Exercise objective – Report the count of lines containing the word "this" in the entries below, and nothing more.

--------------------------------------------------

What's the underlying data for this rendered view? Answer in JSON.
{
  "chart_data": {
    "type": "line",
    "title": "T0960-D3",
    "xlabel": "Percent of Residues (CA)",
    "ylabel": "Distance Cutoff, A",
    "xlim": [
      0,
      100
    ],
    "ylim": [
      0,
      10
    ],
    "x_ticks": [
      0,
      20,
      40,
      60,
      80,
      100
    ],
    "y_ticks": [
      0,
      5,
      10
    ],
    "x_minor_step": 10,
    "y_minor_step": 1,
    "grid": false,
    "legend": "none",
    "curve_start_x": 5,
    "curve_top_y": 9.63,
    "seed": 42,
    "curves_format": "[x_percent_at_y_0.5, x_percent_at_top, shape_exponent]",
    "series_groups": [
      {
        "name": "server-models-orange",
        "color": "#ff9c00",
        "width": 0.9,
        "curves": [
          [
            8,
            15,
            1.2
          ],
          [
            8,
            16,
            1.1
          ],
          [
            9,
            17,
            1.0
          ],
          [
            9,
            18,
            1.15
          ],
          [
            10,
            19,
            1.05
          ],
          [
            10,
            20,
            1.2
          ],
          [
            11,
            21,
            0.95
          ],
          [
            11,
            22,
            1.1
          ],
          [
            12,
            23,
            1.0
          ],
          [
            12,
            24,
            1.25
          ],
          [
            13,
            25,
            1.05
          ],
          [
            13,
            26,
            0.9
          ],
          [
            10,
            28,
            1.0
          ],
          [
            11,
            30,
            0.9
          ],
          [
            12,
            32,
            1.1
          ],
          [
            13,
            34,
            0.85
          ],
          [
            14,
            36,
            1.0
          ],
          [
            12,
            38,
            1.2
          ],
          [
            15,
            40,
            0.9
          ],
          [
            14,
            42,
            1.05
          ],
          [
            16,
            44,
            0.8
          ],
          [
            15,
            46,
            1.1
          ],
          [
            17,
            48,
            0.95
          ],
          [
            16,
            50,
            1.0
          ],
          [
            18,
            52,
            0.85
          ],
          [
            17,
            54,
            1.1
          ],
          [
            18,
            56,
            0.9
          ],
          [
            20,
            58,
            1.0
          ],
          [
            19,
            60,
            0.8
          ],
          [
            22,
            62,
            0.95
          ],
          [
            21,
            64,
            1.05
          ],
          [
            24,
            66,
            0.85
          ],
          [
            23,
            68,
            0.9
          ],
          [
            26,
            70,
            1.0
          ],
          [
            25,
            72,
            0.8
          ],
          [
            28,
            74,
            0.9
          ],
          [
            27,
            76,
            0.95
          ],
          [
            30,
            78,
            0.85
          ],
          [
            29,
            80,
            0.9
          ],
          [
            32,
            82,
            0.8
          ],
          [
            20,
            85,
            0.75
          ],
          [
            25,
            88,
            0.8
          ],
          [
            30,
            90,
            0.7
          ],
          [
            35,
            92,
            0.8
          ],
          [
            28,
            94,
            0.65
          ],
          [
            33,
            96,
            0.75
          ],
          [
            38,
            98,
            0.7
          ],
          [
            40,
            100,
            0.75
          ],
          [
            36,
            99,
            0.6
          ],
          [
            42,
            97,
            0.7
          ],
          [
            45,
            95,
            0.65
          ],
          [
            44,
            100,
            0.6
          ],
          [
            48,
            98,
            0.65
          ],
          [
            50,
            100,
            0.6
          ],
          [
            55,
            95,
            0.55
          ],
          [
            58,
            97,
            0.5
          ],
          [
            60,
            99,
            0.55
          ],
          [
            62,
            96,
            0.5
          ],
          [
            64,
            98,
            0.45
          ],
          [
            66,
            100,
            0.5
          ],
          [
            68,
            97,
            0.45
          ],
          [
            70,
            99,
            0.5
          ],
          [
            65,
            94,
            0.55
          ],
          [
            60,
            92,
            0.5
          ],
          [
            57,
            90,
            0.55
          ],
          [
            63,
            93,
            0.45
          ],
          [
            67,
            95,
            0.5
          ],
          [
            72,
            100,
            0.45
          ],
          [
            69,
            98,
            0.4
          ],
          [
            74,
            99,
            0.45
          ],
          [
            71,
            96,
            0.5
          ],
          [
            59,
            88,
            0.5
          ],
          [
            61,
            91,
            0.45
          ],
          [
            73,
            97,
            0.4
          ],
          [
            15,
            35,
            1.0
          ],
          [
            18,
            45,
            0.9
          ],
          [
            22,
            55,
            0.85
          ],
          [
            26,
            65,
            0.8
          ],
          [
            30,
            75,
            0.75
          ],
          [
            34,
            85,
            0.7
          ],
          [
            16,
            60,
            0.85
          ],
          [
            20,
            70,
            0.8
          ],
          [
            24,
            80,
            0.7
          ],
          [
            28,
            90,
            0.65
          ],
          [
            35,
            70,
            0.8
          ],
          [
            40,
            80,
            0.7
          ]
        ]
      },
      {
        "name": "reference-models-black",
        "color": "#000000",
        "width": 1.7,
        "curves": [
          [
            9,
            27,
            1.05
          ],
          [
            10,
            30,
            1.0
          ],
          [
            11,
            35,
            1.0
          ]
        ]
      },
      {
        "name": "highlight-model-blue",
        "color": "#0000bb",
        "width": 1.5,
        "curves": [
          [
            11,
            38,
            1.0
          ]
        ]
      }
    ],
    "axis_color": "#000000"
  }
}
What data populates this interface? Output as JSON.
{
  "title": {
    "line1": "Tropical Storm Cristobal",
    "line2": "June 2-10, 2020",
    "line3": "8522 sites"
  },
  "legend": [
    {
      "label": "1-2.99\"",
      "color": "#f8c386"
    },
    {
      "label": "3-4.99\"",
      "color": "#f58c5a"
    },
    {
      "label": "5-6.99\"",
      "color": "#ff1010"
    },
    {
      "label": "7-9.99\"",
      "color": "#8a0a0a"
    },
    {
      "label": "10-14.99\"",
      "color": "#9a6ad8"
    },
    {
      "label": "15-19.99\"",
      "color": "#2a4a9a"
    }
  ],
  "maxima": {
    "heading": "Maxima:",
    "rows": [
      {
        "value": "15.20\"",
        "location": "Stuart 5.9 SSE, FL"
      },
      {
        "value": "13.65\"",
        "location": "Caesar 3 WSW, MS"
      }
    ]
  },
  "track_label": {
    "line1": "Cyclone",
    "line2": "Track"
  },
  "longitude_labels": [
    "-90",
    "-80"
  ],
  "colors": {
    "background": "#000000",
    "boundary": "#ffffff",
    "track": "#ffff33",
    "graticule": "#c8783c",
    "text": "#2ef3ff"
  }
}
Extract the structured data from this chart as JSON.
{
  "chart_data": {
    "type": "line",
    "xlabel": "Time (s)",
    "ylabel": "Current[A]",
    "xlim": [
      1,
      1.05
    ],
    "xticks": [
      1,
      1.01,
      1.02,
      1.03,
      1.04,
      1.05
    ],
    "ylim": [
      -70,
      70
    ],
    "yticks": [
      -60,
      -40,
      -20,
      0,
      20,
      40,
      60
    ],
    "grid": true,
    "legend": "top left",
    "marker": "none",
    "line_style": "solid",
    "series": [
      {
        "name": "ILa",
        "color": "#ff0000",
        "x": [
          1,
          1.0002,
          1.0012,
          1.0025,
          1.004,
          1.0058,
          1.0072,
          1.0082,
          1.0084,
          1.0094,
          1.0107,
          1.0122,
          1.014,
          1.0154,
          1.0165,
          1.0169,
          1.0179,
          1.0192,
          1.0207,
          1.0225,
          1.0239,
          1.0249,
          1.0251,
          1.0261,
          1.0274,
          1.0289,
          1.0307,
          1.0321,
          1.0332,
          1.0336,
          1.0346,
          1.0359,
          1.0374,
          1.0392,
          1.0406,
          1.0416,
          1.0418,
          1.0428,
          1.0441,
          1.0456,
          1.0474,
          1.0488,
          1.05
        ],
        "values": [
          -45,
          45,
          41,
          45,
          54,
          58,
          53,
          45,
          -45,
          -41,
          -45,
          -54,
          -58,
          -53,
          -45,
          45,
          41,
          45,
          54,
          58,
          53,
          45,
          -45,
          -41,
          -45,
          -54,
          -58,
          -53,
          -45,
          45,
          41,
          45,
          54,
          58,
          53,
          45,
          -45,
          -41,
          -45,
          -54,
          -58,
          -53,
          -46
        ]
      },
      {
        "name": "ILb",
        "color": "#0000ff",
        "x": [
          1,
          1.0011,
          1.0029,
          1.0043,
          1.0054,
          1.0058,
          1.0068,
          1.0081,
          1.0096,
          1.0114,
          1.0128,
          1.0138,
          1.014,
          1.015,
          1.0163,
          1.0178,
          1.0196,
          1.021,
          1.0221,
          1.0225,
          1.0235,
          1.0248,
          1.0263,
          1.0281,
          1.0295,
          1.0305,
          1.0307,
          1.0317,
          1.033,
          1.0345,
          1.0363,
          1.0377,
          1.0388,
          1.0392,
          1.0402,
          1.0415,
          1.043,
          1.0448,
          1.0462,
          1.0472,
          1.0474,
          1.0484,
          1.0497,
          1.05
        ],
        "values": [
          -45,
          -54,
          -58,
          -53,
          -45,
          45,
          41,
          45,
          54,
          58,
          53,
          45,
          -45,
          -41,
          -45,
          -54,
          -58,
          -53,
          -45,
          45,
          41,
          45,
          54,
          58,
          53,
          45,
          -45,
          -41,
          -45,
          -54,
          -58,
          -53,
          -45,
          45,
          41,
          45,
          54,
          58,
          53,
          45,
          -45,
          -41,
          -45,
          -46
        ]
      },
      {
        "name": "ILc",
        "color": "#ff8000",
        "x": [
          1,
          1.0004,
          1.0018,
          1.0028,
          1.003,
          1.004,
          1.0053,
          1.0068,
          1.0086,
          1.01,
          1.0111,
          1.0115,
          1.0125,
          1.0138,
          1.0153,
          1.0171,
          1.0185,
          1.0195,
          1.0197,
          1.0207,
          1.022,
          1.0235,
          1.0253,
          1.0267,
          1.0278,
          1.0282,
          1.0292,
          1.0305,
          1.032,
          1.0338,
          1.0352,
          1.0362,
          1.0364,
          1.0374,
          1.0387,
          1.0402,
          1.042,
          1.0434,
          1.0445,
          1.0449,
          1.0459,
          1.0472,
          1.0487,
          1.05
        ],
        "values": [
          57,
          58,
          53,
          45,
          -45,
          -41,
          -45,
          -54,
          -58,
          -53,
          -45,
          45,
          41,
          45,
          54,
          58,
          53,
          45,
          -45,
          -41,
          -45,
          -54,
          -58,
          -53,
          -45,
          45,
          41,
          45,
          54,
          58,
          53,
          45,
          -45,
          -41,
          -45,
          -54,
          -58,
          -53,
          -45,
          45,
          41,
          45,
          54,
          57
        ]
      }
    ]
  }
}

--------------------------------------------------

Exercise result – 3